Extracted records
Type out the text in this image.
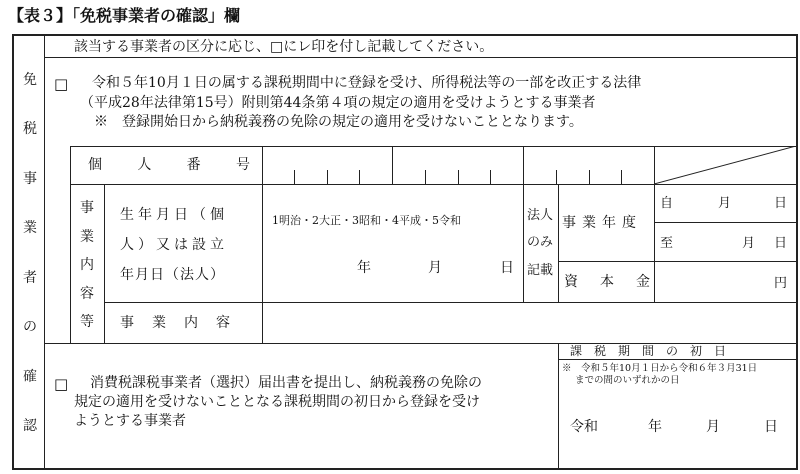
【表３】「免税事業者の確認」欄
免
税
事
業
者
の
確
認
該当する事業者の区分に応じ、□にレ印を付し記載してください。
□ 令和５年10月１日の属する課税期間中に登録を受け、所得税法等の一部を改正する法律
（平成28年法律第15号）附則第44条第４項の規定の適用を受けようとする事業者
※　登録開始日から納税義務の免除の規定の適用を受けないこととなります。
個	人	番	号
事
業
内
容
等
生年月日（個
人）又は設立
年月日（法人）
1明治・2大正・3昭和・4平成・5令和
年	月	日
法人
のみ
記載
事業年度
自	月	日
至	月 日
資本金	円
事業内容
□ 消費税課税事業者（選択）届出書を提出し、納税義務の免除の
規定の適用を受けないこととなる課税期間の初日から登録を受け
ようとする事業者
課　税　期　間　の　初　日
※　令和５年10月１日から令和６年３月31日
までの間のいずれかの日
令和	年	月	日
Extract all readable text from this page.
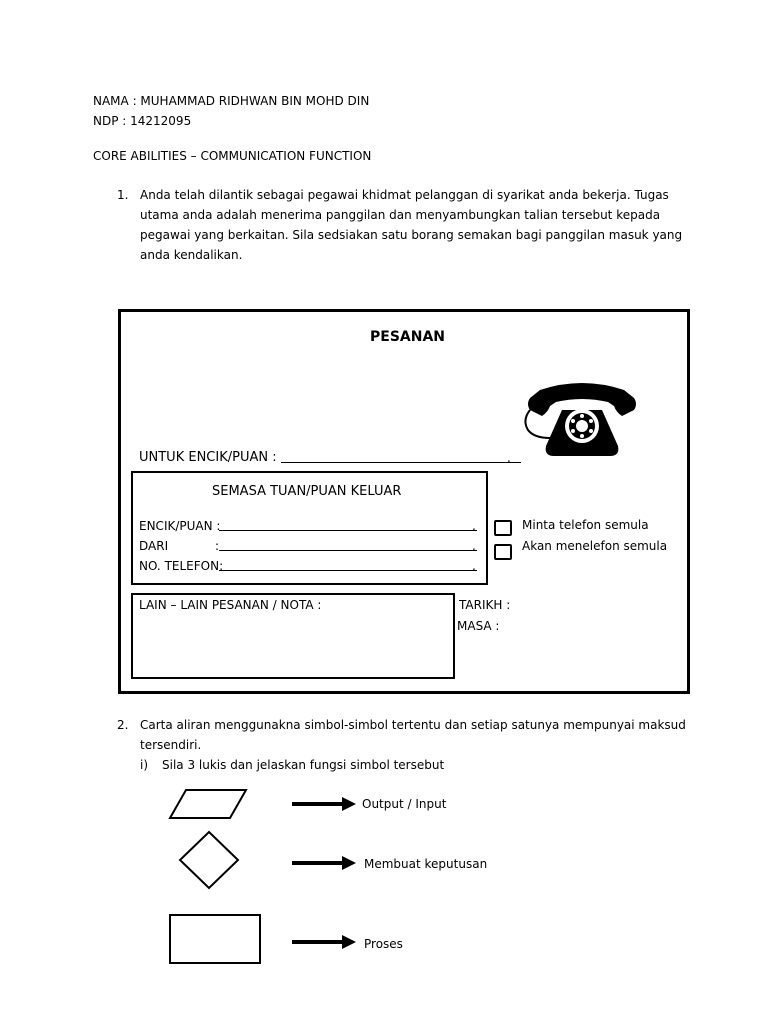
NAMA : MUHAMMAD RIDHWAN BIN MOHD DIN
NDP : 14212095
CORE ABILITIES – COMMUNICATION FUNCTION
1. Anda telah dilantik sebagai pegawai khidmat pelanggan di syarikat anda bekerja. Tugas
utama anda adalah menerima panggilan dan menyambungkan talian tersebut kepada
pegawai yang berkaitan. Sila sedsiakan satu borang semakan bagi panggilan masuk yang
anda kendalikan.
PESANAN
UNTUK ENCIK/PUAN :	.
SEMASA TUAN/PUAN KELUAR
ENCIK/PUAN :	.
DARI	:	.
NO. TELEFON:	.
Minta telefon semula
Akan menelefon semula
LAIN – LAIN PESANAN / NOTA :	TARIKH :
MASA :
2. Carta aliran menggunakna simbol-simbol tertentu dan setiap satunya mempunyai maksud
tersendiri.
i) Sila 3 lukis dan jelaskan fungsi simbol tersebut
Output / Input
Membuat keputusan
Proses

> **WORK TO COMPLETE**
Report back each line of the entries that holds the string "pegawai".

> **WRITTEN ANSWER**
1. Anda telah dilantik sebagai pegawai khidmat pelanggan di syarikat anda bekerja. Tugas
pegawai yang berkaitan. Sila sedsiakan satu borang semakan bagi panggilan masuk yang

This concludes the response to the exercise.